Instructions to follow ::
Lines that hold the word "коем" should be located and copied.

Records ::
--

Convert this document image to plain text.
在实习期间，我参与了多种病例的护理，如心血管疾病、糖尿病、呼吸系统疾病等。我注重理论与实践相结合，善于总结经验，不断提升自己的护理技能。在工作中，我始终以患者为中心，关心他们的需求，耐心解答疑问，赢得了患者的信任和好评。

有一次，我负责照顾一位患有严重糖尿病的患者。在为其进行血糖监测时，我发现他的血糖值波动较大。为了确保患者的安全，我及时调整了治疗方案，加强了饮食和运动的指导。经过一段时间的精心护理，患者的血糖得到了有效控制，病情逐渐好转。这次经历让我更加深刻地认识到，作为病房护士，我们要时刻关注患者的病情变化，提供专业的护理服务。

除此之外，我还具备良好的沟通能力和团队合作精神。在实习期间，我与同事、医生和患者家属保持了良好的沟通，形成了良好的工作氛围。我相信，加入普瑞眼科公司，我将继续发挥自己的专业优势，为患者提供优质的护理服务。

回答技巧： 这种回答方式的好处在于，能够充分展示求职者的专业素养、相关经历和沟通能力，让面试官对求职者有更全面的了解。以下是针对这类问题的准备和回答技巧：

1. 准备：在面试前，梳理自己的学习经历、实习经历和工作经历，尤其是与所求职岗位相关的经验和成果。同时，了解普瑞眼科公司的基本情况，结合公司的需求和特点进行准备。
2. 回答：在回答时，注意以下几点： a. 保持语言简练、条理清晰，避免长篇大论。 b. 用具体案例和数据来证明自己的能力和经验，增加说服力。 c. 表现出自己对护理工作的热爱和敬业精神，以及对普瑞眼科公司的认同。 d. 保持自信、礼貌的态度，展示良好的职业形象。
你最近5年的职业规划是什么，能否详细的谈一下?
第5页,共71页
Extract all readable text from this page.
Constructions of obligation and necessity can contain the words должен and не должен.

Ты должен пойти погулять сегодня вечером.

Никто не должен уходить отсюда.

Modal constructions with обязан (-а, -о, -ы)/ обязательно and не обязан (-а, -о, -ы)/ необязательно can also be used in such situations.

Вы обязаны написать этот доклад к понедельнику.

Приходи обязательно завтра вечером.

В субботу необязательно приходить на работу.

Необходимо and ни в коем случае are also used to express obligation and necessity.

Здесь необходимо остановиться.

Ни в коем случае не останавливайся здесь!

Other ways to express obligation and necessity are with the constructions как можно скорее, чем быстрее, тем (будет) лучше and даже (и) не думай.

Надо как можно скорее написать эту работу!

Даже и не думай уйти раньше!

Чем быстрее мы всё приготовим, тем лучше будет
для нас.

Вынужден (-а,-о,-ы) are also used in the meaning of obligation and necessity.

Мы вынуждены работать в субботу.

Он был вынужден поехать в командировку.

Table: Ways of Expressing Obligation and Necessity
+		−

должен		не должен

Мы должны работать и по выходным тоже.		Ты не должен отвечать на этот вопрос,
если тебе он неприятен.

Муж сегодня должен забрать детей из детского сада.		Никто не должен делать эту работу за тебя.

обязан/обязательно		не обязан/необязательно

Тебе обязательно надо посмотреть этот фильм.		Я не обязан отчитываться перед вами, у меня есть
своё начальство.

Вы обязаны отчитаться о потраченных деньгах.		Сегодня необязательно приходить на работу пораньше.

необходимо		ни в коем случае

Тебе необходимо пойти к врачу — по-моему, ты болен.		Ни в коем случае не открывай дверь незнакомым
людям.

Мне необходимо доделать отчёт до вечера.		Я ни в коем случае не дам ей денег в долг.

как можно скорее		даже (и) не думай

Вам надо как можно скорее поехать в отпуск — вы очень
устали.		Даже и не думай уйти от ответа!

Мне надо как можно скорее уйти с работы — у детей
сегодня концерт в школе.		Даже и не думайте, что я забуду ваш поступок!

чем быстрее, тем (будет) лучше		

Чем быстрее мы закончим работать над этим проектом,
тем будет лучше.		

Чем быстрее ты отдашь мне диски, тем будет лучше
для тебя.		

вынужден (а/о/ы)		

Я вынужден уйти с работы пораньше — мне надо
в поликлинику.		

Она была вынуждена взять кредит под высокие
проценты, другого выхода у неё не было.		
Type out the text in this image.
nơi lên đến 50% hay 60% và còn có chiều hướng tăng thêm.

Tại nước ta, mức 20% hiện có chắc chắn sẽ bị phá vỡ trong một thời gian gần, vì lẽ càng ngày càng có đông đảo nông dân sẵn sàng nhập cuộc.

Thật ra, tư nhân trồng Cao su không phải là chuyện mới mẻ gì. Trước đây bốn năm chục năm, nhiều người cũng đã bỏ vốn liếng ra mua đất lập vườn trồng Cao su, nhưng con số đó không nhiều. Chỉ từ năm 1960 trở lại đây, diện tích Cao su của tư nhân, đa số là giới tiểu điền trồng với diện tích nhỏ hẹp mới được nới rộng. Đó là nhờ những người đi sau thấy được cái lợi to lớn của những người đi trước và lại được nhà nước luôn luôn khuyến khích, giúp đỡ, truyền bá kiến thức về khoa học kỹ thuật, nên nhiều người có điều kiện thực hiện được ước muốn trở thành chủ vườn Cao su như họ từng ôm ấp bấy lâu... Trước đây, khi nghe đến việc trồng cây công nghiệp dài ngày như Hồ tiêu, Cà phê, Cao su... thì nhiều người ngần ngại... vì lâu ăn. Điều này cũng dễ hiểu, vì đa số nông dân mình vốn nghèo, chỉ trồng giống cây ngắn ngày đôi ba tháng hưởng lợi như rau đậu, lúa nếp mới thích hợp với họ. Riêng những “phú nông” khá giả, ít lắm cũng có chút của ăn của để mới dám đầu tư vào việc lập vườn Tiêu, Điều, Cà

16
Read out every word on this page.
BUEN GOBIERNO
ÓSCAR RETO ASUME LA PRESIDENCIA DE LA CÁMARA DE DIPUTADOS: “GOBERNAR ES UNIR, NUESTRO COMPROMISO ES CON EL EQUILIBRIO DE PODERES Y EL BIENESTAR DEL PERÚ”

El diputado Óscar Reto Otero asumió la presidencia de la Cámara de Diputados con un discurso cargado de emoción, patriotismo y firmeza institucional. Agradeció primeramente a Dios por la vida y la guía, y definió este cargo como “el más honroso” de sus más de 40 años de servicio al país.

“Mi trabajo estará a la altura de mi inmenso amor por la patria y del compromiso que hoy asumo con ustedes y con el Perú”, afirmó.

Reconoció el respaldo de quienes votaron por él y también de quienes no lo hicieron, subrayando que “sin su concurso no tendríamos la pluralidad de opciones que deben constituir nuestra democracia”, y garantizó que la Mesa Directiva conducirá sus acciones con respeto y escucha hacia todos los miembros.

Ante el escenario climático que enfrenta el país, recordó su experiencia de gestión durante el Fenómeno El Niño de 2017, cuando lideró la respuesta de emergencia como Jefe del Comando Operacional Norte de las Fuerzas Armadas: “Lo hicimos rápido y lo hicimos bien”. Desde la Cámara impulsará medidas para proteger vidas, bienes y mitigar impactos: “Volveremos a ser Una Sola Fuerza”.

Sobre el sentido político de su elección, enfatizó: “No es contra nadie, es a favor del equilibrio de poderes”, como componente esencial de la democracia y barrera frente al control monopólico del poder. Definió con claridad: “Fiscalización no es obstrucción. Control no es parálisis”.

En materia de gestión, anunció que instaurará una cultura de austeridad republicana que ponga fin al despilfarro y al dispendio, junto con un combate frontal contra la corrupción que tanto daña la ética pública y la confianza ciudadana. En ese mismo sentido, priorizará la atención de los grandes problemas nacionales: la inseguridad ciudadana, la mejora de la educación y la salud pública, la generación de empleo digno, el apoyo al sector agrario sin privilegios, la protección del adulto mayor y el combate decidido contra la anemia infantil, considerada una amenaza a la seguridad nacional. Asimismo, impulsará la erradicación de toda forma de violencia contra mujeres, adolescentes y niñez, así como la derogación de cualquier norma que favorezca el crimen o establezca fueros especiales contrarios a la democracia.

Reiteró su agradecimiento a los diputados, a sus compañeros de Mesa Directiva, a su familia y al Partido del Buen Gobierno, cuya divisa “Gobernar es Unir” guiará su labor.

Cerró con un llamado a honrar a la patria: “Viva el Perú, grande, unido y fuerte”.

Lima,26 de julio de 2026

--

Worked answer ::
Необходимо and ни в коем случае are also used to express obligation and necessity.
Ни в коем случае не останавливайся здесь!
необходимо		ни в коем случае
Тебе необходимо пойти к врачу — по-моему, ты болен.		Ни в коем случае не открывай дверь незнакомым
Мне необходимо доделать отчёт до вечера.		Я ни в коем случае не дам ей денег в долг.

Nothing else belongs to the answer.